**DO THIS:**
Here are some records. Copy each one exactly.

>> Begin LISTED RECORDS

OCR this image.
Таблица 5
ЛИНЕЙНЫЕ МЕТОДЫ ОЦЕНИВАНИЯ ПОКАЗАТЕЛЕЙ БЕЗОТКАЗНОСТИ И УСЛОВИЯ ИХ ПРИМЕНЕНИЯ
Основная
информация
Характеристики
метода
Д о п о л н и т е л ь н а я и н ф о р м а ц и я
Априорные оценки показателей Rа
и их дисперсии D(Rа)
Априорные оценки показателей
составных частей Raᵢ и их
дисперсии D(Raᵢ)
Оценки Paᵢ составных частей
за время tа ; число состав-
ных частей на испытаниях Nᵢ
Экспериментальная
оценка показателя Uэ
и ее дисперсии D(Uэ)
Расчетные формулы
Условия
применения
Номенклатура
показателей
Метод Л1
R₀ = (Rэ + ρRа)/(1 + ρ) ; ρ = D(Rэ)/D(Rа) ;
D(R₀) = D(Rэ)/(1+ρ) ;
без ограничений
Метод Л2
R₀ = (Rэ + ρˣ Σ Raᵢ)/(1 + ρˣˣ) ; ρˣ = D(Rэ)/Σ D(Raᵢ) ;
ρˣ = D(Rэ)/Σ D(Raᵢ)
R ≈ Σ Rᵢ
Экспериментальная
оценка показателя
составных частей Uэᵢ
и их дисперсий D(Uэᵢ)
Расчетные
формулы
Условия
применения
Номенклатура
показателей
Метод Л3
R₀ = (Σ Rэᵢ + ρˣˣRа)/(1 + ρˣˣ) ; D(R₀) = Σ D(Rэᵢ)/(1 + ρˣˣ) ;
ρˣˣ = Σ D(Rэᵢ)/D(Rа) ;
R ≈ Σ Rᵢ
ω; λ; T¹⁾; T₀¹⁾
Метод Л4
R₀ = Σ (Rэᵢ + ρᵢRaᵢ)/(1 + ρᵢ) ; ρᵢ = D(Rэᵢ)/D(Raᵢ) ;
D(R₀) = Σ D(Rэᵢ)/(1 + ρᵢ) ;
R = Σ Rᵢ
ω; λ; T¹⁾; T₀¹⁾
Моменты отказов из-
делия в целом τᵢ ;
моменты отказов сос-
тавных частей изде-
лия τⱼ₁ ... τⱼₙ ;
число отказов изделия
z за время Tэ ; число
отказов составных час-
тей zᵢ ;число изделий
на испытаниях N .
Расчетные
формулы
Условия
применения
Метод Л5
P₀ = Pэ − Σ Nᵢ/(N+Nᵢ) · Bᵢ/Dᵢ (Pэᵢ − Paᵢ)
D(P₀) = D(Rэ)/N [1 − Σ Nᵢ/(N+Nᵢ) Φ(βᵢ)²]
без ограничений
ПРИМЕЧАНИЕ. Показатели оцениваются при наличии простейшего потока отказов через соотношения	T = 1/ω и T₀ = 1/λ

>> End LISTED RECORDS

**PROBLEM SOLUTION:**
OCR this image.
Таблица 5
ЛИНЕЙНЫЕ МЕТОДЫ ОЦЕНИВАНИЯ ПОКАЗАТЕЛЕЙ БЕЗОТКАЗНОСТИ И УСЛОВИЯ ИХ ПРИМЕНЕНИЯ
Основная
информация
Характеристики
метода
Д о п о л н и т е л ь н а я и н ф о р м а ц и я
Априорные оценки показателей Rа
и их дисперсии D(Rа)
Априорные оценки показателей
составных частей Raᵢ и их
дисперсии D(Raᵢ)
Оценки Paᵢ составных частей
за время tа ; число состав-
ных частей на испытаниях Nᵢ
Экспериментальная
оценка показателя Uэ
и ее дисперсии D(Uэ)
Расчетные формулы
Условия
применения
Номенклатура
показателей
Метод Л1
R₀ = (Rэ + ρRа)/(1 + ρ) ; ρ = D(Rэ)/D(Rа) ;
D(R₀) = D(Rэ)/(1+ρ) ;
без ограничений
Метод Л2
R₀ = (Rэ + ρˣ Σ Raᵢ)/(1 + ρˣˣ) ; ρˣ = D(Rэ)/Σ D(Raᵢ) ;
ρˣ = D(Rэ)/Σ D(Raᵢ)
R ≈ Σ Rᵢ
Экспериментальная
оценка показателя
составных частей Uэᵢ
и их дисперсий D(Uэᵢ)
Расчетные
формулы
Условия
применения
Номенклатура
показателей
Метод Л3
R₀ = (Σ Rэᵢ + ρˣˣRа)/(1 + ρˣˣ) ; D(R₀) = Σ D(Rэᵢ)/(1 + ρˣˣ) ;
ρˣˣ = Σ D(Rэᵢ)/D(Rа) ;
R ≈ Σ Rᵢ
ω; λ; T¹⁾; T₀¹⁾
Метод Л4
R₀ = Σ (Rэᵢ + ρᵢRaᵢ)/(1 + ρᵢ) ; ρᵢ = D(Rэᵢ)/D(Raᵢ) ;
D(R₀) = Σ D(Rэᵢ)/(1 + ρᵢ) ;
R = Σ Rᵢ
ω; λ; T¹⁾; T₀¹⁾
Моменты отказов из-
делия в целом τᵢ ;
моменты отказов сос-
тавных частей изде-
лия τⱼ₁ ... τⱼₙ ;
число отказов изделия
z за время Tэ ; число
отказов составных час-
тей zᵢ ;число изделий
на испытаниях N .
Расчетные
формулы
Условия
применения
Метод Л5
P₀ = Pэ − Σ Nᵢ/(N+Nᵢ) · Bᵢ/Dᵢ (Pэᵢ − Paᵢ)
D(P₀) = D(Rэ)/N [1 − Σ Nᵢ/(N+Nᵢ) Φ(βᵢ)²]
без ограничений
ПРИМЕЧАНИЕ. Показатели оцениваются при наличии простейшего потока отказов через соотношения	T = 1/ω и T₀ = 1/λ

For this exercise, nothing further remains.